**What is expected:** Reproduce the records. Keep every word exact and include no images.

**Data section:**
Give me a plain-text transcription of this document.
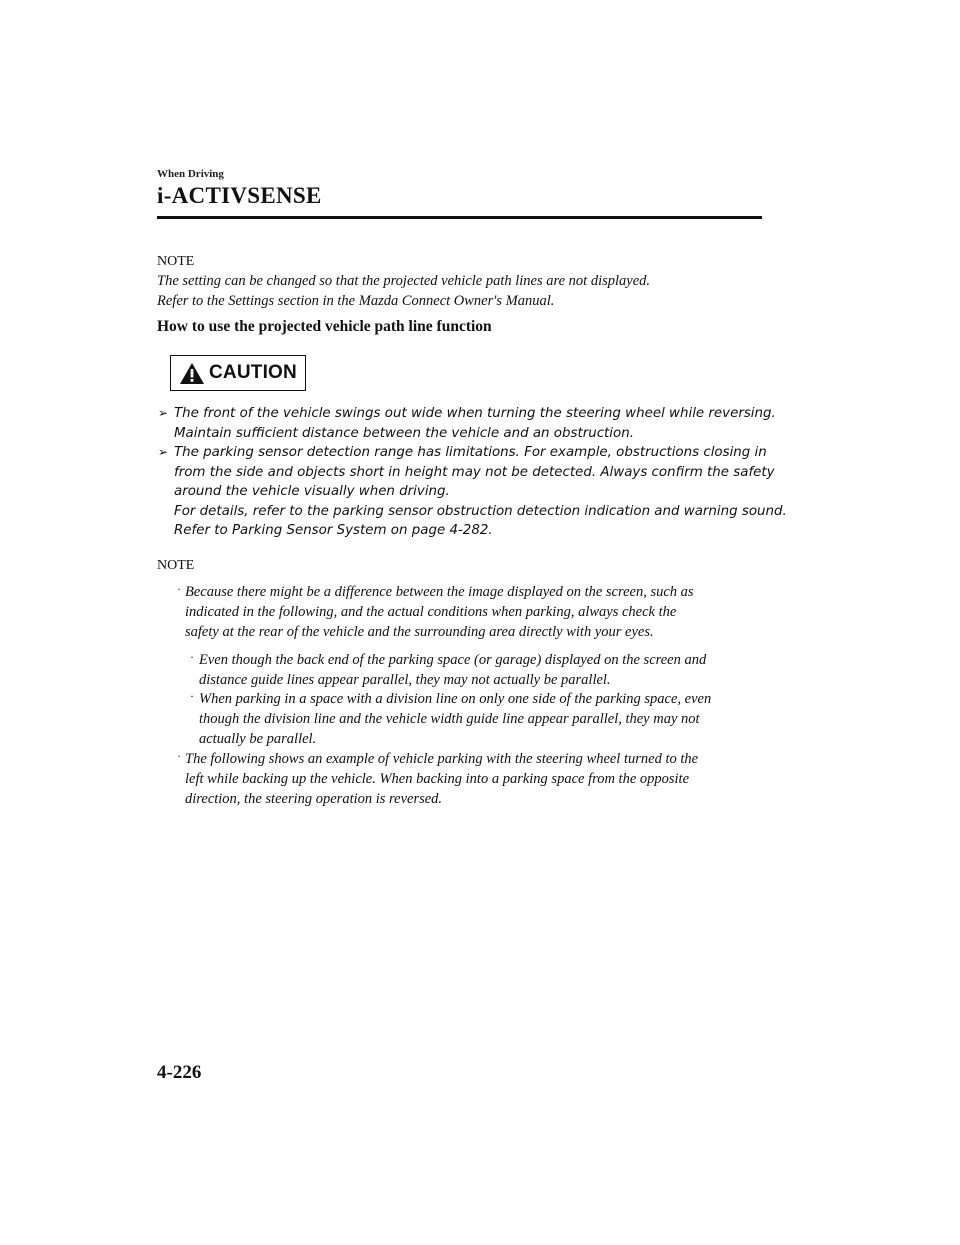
When Driving
i-ACTIVSENSE
NOTE
The setting can be changed so that the projected vehicle path lines are not displayed.
Refer to the Settings section in the Mazda Connect Owner's Manual.
How to use the projected vehicle path line function
CAUTION
➢ The front of the vehicle swings out wide when turning the steering wheel while reversing.
Maintain sufficient distance between the vehicle and an obstruction.
➢ The parking sensor detection range has limitations. For example, obstructions closing in
from the side and objects short in height may not be detected. Always confirm the safety
around the vehicle visually when driving.
For details, refer to the parking sensor obstruction detection indication and warning sound.
Refer to Parking Sensor System on page 4-282.
NOTE
· Because there might be a difference between the image displayed on the screen, such as
indicated in the following, and the actual conditions when parking, always check the
safety at the rear of the vehicle and the surrounding area directly with your eyes.
· Even though the back end of the parking space (or garage) displayed on the screen and
distance guide lines appear parallel, they may not actually be parallel.
· When parking in a space with a division line on only one side of the parking space, even
though the division line and the vehicle width guide line appear parallel, they may not
actually be parallel.
· The following shows an example of vehicle parking with the steering wheel turned to the
left while backing up the vehicle. When backing into a parking space from the opposite
direction, the steering operation is reversed.
4-226
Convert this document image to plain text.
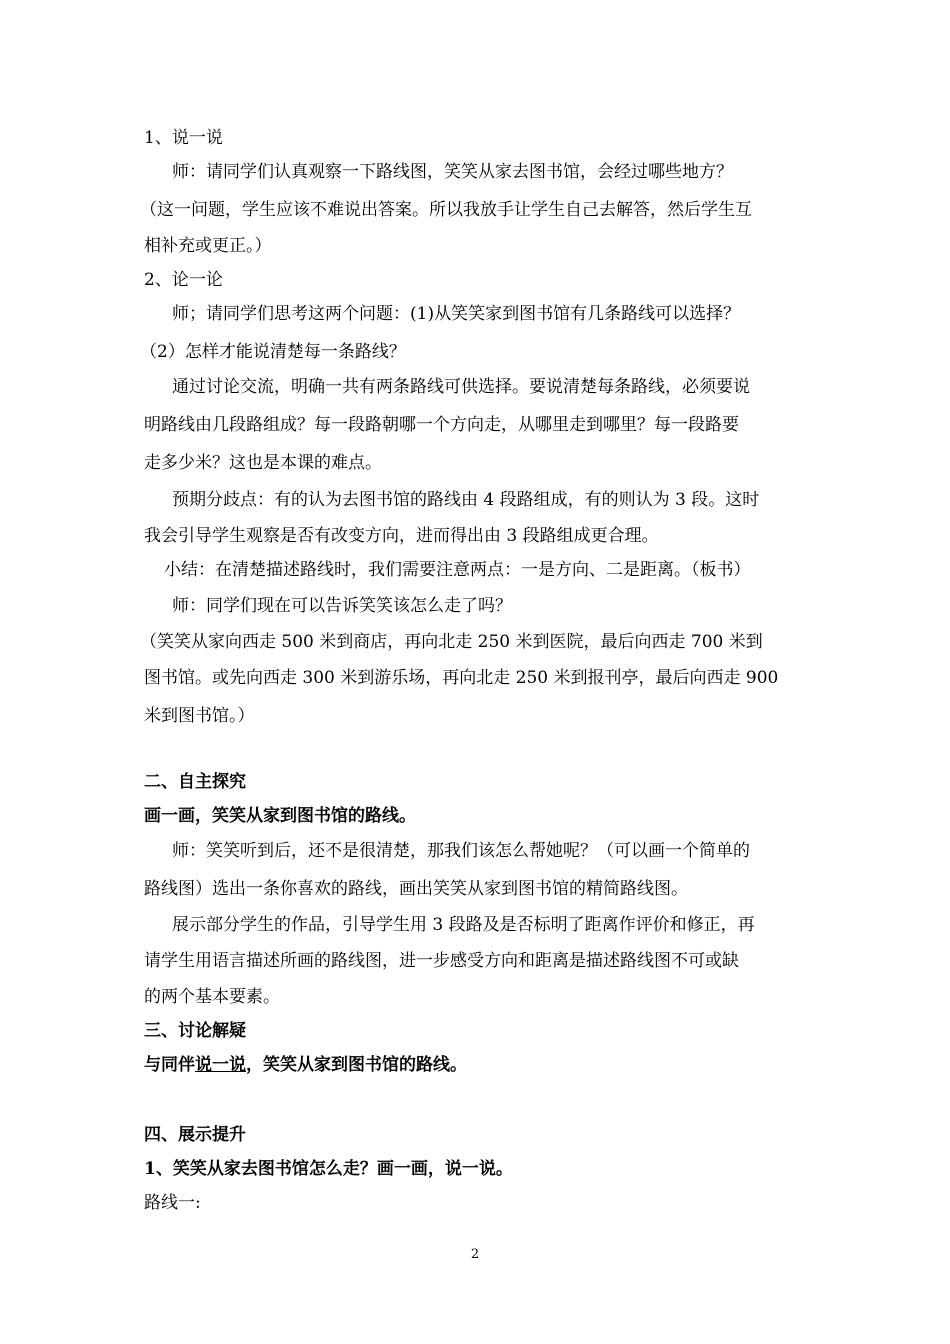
1、说一说
师：请同学们认真观察一下路线图，笑笑从家去图书馆，会经过哪些地方？
（这一问题，学生应该不难说出答案。所以我放手让学生自己去解答，然后学生互
相补充或更正。）
2、论一论
师；请同学们思考这两个问题：(1)从笑笑家到图书馆有几条路线可以选择？
（2）怎样才能说清楚每一条路线？
通过讨论交流，明确一共有两条路线可供选择。要说清楚每条路线，必须要说
明路线由几段路组成？每一段路朝哪一个方向走，从哪里走到哪里？每一段路要
走多少米？这也是本课的难点。
预期分歧点：有的认为去图书馆的路线由 4 段路组成，有的则认为 3 段。这时
我会引导学生观察是否有改变方向，进而得出由 3 段路组成更合理。
小结：在清楚描述路线时，我们需要注意两点：一是方向、二是距离。（板书）
师：同学们现在可以告诉笑笑该怎么走了吗？
（笑笑从家向西走 500 米到商店，再向北走 250 米到医院，最后向西走 700 米到
图书馆。或先向西走 300 米到游乐场，再向北走 250 米到报刊亭，最后向西走 900
米到图书馆。）
二、自主探究
画一画，笑笑从家到图书馆的路线。
师：笑笑听到后，还不是很清楚，那我们该怎么帮她呢？（可以画一个简单的
路线图）选出一条你喜欢的路线，画出笑笑从家到图书馆的精简路线图。
展示部分学生的作品，引导学生用 3 段路及是否标明了距离作评价和修正，再
请学生用语言描述所画的路线图，进一步感受方向和距离是描述路线图不可或缺
的两个基本要素。
三、讨论解疑
与同伴说一说，笑笑从家到图书馆的路线。
四、展示提升
1、笑笑从家去图书馆怎么走？画一画，说一说。
路线一:
2
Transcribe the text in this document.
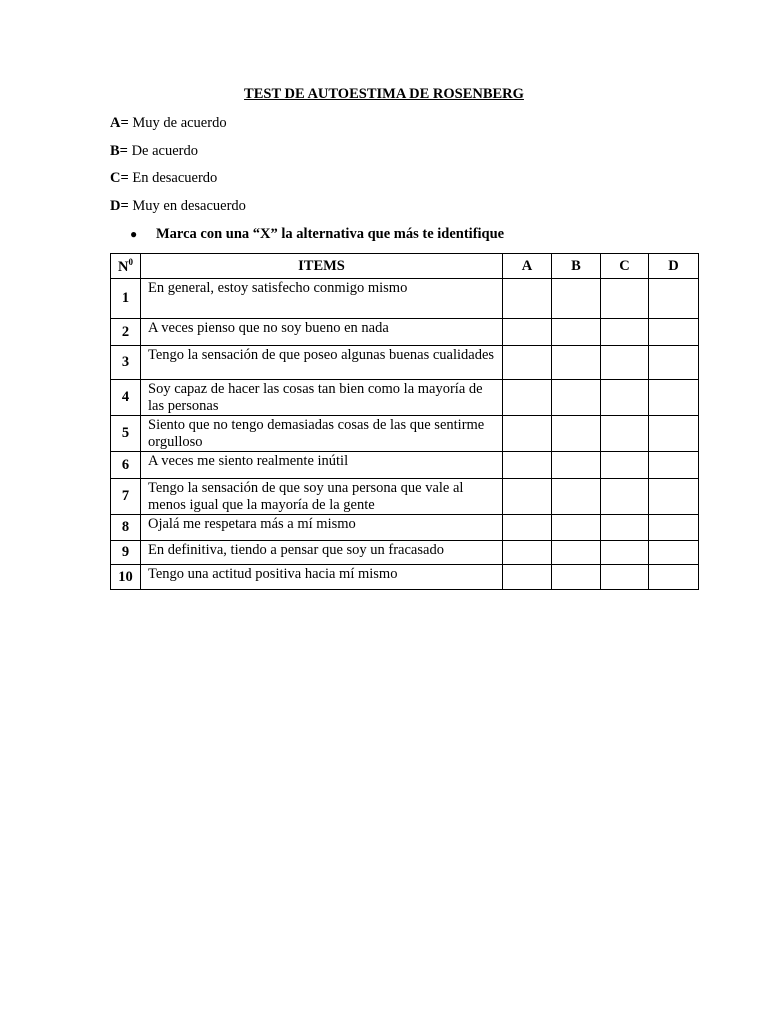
TEST DE AUTOESTIMA DE ROSENBERG
A= Muy de acuerdo
B= De acuerdo
C= En desacuerdo
D= Muy en desacuerdo
● Marca con una “X” la alternativa que más te identifique
$N^0$	ITEMS	A	B	C	D
1	En general, estoy satisfecho conmigo mismo				
2	A veces pienso que no soy bueno en nada				
3	Tengo la sensación de que poseo algunas buenas cualidades				
4	Soy capaz de hacer las cosas tan bien como la mayoría de las personas				
5	Siento que no tengo demasiadas cosas de las que sentirme orgulloso				
6	A veces me siento realmente inútil				
7	Tengo la sensación de que soy una persona que vale al menos igual que la mayoría de la gente				
8	Ojalá me respetara más a mí mismo				
9	En definitiva, tiendo a pensar que soy un fracasado				
10	Tengo una actitud positiva hacia mí mismo				
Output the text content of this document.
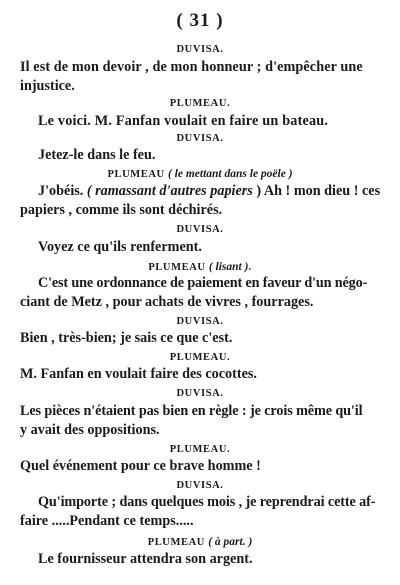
( 31 )
DUVISA.
Il est de mon devoir , de mon honneur ; d'empêcher une
injustice.
PLUMEAU.
Le voici. M. Fanfan voulait en faire un bateau.
DUVISA.
Jetez-le dans le feu.
PLUMEAU ( le mettant dans le poële )
J'obéis. ( ramassant d'autres papiers ) Ah ! mon dieu ! ces
papiers , comme ils sont déchirés.
DUVISA.
Voyez ce qu'ils renferment.
PLUMEAU ( lisant ).
C'est une ordonnance de paiement en faveur d'un négo-
ciant de Metz , pour achats de vivres , fourrages.
DUVISA.
Bien , très-bien; je sais ce que c'est.
PLUMEAU.
M. Fanfan en voulait faire des cocottes.
DUVISA.
Les pièces n'étaient pas bien en règle : je crois même qu'il
y avait des oppositions.
PLUMEAU.
Quel événement pour ce brave homme !
DUVISA.
Qu'importe ; dans quelques mois , je reprendrai cette af-
faire .....Pendant ce temps.....
PLUMEAU ( à part. )
Le fournisseur attendra son argent.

**Written response:**
Give me a plain-text transcription of this document.
When Driving
i-ACTIVSENSE
NOTE
The setting can be changed so that the projected vehicle path lines are not displayed.
Refer to the Settings section in the Mazda Connect Owner's Manual.
How to use the projected vehicle path line function
CAUTION
➢ The front of the vehicle swings out wide when turning the steering wheel while reversing.
Maintain sufficient distance between the vehicle and an obstruction.
➢ The parking sensor detection range has limitations. For example, obstructions closing in
from the side and objects short in height may not be detected. Always confirm the safety
around the vehicle visually when driving.
For details, refer to the parking sensor obstruction detection indication and warning sound.
Refer to Parking Sensor System on page 4-282.
NOTE
· Because there might be a difference between the image displayed on the screen, such as
indicated in the following, and the actual conditions when parking, always check the
safety at the rear of the vehicle and the surrounding area directly with your eyes.
· Even though the back end of the parking space (or garage) displayed on the screen and
distance guide lines appear parallel, they may not actually be parallel.
· When parking in a space with a division line on only one side of the parking space, even
though the division line and the vehicle width guide line appear parallel, they may not
actually be parallel.
· The following shows an example of vehicle parking with the steering wheel turned to the
left while backing up the vehicle. When backing into a parking space from the opposite
direction, the steering operation is reversed.
4-226
Convert this document image to plain text.
1、说一说
师：请同学们认真观察一下路线图，笑笑从家去图书馆，会经过哪些地方？
（这一问题，学生应该不难说出答案。所以我放手让学生自己去解答，然后学生互
相补充或更正。）
2、论一论
师；请同学们思考这两个问题：(1)从笑笑家到图书馆有几条路线可以选择？
（2）怎样才能说清楚每一条路线？
通过讨论交流，明确一共有两条路线可供选择。要说清楚每条路线，必须要说
明路线由几段路组成？每一段路朝哪一个方向走，从哪里走到哪里？每一段路要
走多少米？这也是本课的难点。
预期分歧点：有的认为去图书馆的路线由 4 段路组成，有的则认为 3 段。这时
我会引导学生观察是否有改变方向，进而得出由 3 段路组成更合理。
小结：在清楚描述路线时，我们需要注意两点：一是方向、二是距离。（板书）
师：同学们现在可以告诉笑笑该怎么走了吗？
（笑笑从家向西走 500 米到商店，再向北走 250 米到医院，最后向西走 700 米到
图书馆。或先向西走 300 米到游乐场，再向北走 250 米到报刊亭，最后向西走 900
米到图书馆。）
二、自主探究
画一画，笑笑从家到图书馆的路线。
师：笑笑听到后，还不是很清楚，那我们该怎么帮她呢？（可以画一个简单的
路线图）选出一条你喜欢的路线，画出笑笑从家到图书馆的精简路线图。
展示部分学生的作品，引导学生用 3 段路及是否标明了距离作评价和修正，再
请学生用语言描述所画的路线图，进一步感受方向和距离是描述路线图不可或缺
的两个基本要素。
三、讨论解疑
与同伴说一说，笑笑从家到图书馆的路线。
四、展示提升
1、笑笑从家去图书馆怎么走？画一画，说一说。
路线一:
2
Transcribe the text in this document.
TEST DE AUTOESTIMA DE ROSENBERG
A= Muy de acuerdo
B= De acuerdo
C= En desacuerdo
D= Muy en desacuerdo
● Marca con una “X” la alternativa que más te identifique
$N^0$	ITEMS	A	B	C	D
1	En general, estoy satisfecho conmigo mismo				
2	A veces pienso que no soy bueno en nada				
3	Tengo la sensación de que poseo algunas buenas cualidades				
4	Soy capaz de hacer las cosas tan bien como la mayoría de las personas				
5	Siento que no tengo demasiadas cosas de las que sentirme orgulloso				
6	A veces me siento realmente inútil				
7	Tengo la sensación de que soy una persona que vale al menos igual que la mayoría de la gente				
8	Ojalá me respetara más a mí mismo				
9	En definitiva, tiendo a pensar que soy un fracasado				
10	Tengo una actitud positiva hacia mí mismo				
Output the text content of this document.
( 31 )
DUVISA.
Il est de mon devoir , de mon honneur ; d'empêcher une
injustice.
PLUMEAU.
Le voici. M. Fanfan voulait en faire un bateau.
DUVISA.
Jetez-le dans le feu.
PLUMEAU ( le mettant dans le poële )
J'obéis. ( ramassant d'autres papiers ) Ah ! mon dieu ! ces
papiers , comme ils sont déchirés.
DUVISA.
Voyez ce qu'ils renferment.
PLUMEAU ( lisant ).
C'est une ordonnance de paiement en faveur d'un négo-
ciant de Metz , pour achats de vivres , fourrages.
DUVISA.
Bien , très-bien; je sais ce que c'est.
PLUMEAU.
M. Fanfan en voulait faire des cocottes.
DUVISA.
Les pièces n'étaient pas bien en règle : je crois même qu'il
y avait des oppositions.
PLUMEAU.
Quel événement pour ce brave homme !
DUVISA.
Qu'importe ; dans quelques mois , je reprendrai cette af-
faire .....Pendant ce temps.....
PLUMEAU ( à part. )
Le fournisseur attendra son argent.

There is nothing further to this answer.